▸ **Goal**
Every line below that holds the string "Saharan" should be copied out.

[start]

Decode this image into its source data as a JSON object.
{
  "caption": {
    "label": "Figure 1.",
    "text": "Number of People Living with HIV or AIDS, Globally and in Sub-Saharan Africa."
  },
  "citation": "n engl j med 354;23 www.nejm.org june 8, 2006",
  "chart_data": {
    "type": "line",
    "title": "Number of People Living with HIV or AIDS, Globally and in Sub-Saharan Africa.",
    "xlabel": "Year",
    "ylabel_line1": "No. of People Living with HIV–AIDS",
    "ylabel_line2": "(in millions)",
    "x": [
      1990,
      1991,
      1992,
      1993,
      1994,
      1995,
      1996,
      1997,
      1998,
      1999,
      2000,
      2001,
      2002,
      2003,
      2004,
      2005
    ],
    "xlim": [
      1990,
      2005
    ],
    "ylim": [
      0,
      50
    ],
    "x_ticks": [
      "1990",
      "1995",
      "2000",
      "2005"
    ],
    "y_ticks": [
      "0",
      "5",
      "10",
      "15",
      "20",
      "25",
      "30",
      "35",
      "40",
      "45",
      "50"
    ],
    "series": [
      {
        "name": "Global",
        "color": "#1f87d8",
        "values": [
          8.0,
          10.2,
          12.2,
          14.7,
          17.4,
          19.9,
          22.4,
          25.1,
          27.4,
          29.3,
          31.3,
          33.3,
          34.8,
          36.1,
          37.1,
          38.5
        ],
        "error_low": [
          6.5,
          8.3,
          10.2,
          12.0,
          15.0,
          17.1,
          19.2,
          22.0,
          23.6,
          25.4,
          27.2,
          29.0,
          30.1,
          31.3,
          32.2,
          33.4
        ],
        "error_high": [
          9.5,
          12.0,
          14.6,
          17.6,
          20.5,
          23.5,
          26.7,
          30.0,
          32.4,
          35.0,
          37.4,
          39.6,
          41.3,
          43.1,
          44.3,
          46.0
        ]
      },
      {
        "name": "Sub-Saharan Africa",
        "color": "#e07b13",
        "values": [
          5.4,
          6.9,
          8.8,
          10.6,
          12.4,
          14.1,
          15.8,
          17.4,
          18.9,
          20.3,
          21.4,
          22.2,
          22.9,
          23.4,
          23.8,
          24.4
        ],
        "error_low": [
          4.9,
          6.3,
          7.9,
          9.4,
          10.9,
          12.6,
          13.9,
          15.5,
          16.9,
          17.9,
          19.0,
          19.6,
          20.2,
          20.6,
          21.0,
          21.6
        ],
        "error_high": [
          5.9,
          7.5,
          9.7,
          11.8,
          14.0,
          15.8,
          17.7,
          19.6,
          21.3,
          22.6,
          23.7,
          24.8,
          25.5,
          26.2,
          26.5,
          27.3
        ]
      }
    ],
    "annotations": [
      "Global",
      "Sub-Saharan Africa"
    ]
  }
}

[end]

▸ **Output for this exercise**
    "text": "Number of People Living with HIV or AIDS, Globally and in Sub-Saharan Africa."
    "title": "Number of People Living with HIV or AIDS, Globally and in Sub-Saharan Africa.",
        "name": "Sub-Saharan Africa",
      "Sub-Saharan Africa"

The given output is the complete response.